"""
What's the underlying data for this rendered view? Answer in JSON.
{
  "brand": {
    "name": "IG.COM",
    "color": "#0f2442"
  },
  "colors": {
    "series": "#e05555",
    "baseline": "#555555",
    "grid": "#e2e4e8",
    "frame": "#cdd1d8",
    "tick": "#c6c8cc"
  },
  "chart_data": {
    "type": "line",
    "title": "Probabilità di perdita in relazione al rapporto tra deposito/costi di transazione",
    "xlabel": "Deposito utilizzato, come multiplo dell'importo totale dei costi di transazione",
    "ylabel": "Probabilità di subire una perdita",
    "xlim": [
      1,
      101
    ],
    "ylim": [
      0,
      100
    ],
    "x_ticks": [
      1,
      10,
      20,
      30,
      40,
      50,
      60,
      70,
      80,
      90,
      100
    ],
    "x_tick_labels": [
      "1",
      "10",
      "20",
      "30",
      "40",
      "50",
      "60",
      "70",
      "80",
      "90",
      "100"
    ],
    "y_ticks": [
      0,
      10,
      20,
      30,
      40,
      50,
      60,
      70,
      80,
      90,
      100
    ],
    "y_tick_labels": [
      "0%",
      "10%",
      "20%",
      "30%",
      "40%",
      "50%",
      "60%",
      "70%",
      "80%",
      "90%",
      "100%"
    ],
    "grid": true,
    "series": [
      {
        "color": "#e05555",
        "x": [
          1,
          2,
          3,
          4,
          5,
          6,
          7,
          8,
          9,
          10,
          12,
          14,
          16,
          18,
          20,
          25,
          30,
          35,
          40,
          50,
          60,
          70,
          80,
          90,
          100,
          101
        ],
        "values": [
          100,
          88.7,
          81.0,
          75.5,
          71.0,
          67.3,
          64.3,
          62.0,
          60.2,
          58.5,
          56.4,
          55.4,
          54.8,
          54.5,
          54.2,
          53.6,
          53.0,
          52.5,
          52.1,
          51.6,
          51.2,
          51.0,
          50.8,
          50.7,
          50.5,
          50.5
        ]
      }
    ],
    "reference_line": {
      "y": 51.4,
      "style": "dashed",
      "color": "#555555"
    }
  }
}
"""
> Task prompt
Return all lines containing the word "transazione".

> Reply
    "title": "Probabilità di perdita in relazione al rapporto tra deposito/costi di transazione",
    "xlabel": "Deposito utilizzato, come multiplo dell'importo totale dei costi di transazione",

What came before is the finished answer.